— start of Excerpted data —

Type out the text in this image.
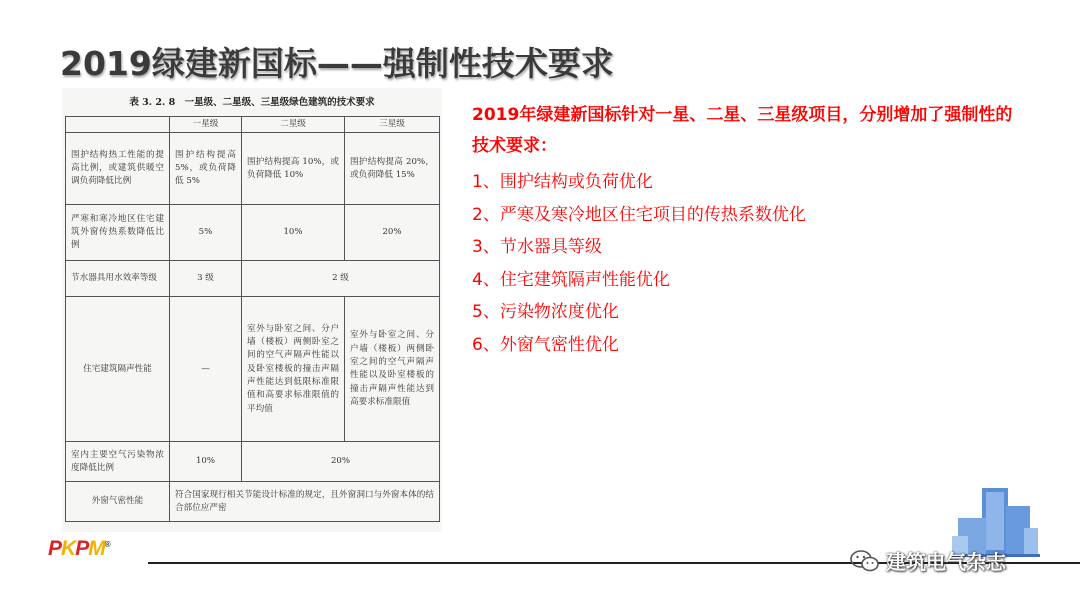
2019绿建新国标——强制性技术要求
表 3. 2. 8　一星级、二星级、三星级绿色建筑的技术要求
	一星级	二星级	三星级
围护结构热工性能的提高比例，或建筑供暖空调负荷降低比例	围护结构提高 5%，或负荷降低 5%	围护结构提高 10%，或负荷降低 10%	围护结构提高 20%，或负荷降低 15%
严寒和寒冷地区住宅建筑外窗传热系数降低比例	5%	10%	20%
节水器具用水效率等级	3 级	2 级	
住宅建筑隔声性能	—	室外与卧室之间、分户墙（楼板）两侧卧室之间的空气声隔声性能以及卧室楼板的撞击声隔声性能达到低限标准限值和高要求标准限值的平均值	室外与卧室之间、分户墙（楼板）两侧卧室之间的空气声隔声性能以及卧室楼板的撞击声隔声性能达到高要求标准限值
室内主要空气污染物浓度降低比例	10%	20%	
外窗气密性能	符合国家现行相关节能设计标准的规定，且外窗洞口与外窗本体的结合部位应严密		
2019年绿建新国标针对一星、二星、三星级项目，分别增加了强制性的技术要求：
1、围护结构或负荷优化
2、严寒及寒冷地区住宅项目的传热系数优化
3、节水器具等级
4、住宅建筑隔声性能优化
5、污染物浓度优化
6、外窗气密性优化
PKPM®
建筑电气杂志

— end of Excerpted data —

Exercise directions >> Reproduce the whole listing above word for word, but not its pictures.

Expected output >>
Type out the text in this image.
2019绿建新国标——强制性技术要求
表 3. 2. 8　一星级、二星级、三星级绿色建筑的技术要求
	一星级	二星级	三星级
围护结构热工性能的提高比例，或建筑供暖空调负荷降低比例	围护结构提高 5%，或负荷降低 5%	围护结构提高 10%，或负荷降低 10%	围护结构提高 20%，或负荷降低 15%
严寒和寒冷地区住宅建筑外窗传热系数降低比例	5%	10%	20%
节水器具用水效率等级	3 级	2 级	
住宅建筑隔声性能	—	室外与卧室之间、分户墙（楼板）两侧卧室之间的空气声隔声性能以及卧室楼板的撞击声隔声性能达到低限标准限值和高要求标准限值的平均值	室外与卧室之间、分户墙（楼板）两侧卧室之间的空气声隔声性能以及卧室楼板的撞击声隔声性能达到高要求标准限值
室内主要空气污染物浓度降低比例	10%	20%	
外窗气密性能	符合国家现行相关节能设计标准的规定，且外窗洞口与外窗本体的结合部位应严密		
2019年绿建新国标针对一星、二星、三星级项目，分别增加了强制性的技术要求：
1、围护结构或负荷优化
2、严寒及寒冷地区住宅项目的传热系数优化
3、节水器具等级
4、住宅建筑隔声性能优化
5、污染物浓度优化
6、外窗气密性优化
PKPM®
建筑电气杂志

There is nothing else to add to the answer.